• **Written problem**
Repeat the material below exactly, line for line.

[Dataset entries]
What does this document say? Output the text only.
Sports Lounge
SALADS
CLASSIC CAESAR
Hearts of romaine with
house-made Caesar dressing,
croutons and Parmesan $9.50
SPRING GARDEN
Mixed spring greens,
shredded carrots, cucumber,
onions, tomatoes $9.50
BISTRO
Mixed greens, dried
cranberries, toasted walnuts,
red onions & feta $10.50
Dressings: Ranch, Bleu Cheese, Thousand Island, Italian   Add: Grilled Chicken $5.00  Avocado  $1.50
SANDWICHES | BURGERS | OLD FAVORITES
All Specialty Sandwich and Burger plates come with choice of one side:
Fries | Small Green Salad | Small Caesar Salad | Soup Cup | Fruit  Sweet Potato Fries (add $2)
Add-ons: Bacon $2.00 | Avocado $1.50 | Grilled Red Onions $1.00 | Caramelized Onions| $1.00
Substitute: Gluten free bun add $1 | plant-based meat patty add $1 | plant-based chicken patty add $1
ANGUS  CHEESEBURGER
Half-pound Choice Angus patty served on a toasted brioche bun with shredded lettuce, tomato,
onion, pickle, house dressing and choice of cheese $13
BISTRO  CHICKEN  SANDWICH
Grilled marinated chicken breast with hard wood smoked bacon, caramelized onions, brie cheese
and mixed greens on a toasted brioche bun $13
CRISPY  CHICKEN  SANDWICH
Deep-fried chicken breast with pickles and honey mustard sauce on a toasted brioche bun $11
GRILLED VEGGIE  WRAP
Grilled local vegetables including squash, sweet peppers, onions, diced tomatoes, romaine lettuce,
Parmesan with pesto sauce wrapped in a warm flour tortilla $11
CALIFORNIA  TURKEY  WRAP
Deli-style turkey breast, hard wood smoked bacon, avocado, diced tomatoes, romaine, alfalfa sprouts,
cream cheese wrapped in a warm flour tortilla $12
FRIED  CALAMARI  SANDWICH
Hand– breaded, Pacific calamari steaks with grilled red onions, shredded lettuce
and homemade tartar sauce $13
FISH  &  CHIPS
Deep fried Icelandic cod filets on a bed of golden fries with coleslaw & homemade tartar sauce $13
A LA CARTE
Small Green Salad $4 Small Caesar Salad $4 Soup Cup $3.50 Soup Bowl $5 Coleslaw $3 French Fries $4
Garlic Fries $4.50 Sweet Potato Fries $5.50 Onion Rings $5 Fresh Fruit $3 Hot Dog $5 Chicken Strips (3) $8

• **Written answer**
What does this document say? Output the text only.
Sports Lounge
SALADS
CLASSIC CAESAR
Hearts of romaine with
house-made Caesar dressing,
croutons and Parmesan $9.50
SPRING GARDEN
Mixed spring greens,
shredded carrots, cucumber,
onions, tomatoes $9.50
BISTRO
Mixed greens, dried
cranberries, toasted walnuts,
red onions & feta $10.50
Dressings: Ranch, Bleu Cheese, Thousand Island, Italian   Add: Grilled Chicken $5.00  Avocado  $1.50
SANDWICHES | BURGERS | OLD FAVORITES
All Specialty Sandwich and Burger plates come with choice of one side:
Fries | Small Green Salad | Small Caesar Salad | Soup Cup | Fruit  Sweet Potato Fries (add $2)
Add-ons: Bacon $2.00 | Avocado $1.50 | Grilled Red Onions $1.00 | Caramelized Onions| $1.00
Substitute: Gluten free bun add $1 | plant-based meat patty add $1 | plant-based chicken patty add $1
ANGUS  CHEESEBURGER
Half-pound Choice Angus patty served on a toasted brioche bun with shredded lettuce, tomato,
onion, pickle, house dressing and choice of cheese $13
BISTRO  CHICKEN  SANDWICH
Grilled marinated chicken breast with hard wood smoked bacon, caramelized onions, brie cheese
and mixed greens on a toasted brioche bun $13
CRISPY  CHICKEN  SANDWICH
Deep-fried chicken breast with pickles and honey mustard sauce on a toasted brioche bun $11
GRILLED VEGGIE  WRAP
Grilled local vegetables including squash, sweet peppers, onions, diced tomatoes, romaine lettuce,
Parmesan with pesto sauce wrapped in a warm flour tortilla $11
CALIFORNIA  TURKEY  WRAP
Deli-style turkey breast, hard wood smoked bacon, avocado, diced tomatoes, romaine, alfalfa sprouts,
cream cheese wrapped in a warm flour tortilla $12
FRIED  CALAMARI  SANDWICH
Hand– breaded, Pacific calamari steaks with grilled red onions, shredded lettuce
and homemade tartar sauce $13
FISH  &  CHIPS
Deep fried Icelandic cod filets on a bed of golden fries with coleslaw & homemade tartar sauce $13
A LA CARTE
Small Green Salad $4 Small Caesar Salad $4 Soup Cup $3.50 Soup Bowl $5 Coleslaw $3 French Fries $4
Garlic Fries $4.50 Sweet Potato Fries $5.50 Onion Rings $5 Fresh Fruit $3 Hot Dog $5 Chicken Strips (3) $8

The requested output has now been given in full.